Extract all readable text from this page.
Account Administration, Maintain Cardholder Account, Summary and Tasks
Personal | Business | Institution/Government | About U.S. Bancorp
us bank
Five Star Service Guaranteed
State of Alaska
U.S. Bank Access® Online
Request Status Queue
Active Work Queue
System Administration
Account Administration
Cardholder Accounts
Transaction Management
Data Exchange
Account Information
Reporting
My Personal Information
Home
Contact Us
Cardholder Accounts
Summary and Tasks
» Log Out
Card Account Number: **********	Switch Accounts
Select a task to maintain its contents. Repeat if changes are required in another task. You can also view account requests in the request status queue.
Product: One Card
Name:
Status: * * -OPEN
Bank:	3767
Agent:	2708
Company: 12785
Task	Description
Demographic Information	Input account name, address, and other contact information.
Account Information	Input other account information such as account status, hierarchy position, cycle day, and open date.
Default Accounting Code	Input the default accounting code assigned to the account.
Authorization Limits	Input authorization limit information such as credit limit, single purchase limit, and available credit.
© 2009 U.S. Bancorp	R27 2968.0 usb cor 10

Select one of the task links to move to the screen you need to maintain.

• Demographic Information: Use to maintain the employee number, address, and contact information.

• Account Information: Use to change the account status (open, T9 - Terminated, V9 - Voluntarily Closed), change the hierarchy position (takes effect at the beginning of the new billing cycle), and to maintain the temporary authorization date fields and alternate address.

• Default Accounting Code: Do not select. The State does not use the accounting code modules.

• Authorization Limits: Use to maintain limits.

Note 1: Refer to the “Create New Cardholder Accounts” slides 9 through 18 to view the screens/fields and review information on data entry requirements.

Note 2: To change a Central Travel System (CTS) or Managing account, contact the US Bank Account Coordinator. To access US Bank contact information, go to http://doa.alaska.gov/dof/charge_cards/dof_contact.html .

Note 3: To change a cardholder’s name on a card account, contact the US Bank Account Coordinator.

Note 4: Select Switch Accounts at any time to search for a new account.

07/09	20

☆ ☆ ☆

What needs to be done = Search the data for "Coordinator". Copy every matching line.

The completed task =
Note 2: To change a Central Travel System (CTS) or Managing account, contact the US Bank Account Coordinator. To access US Bank contact information, go to http://doa.alaska.gov/dof/charge_cards/dof_contact.html .
Note 3: To change a cardholder’s name on a card account, contact the US Bank Account Coordinator.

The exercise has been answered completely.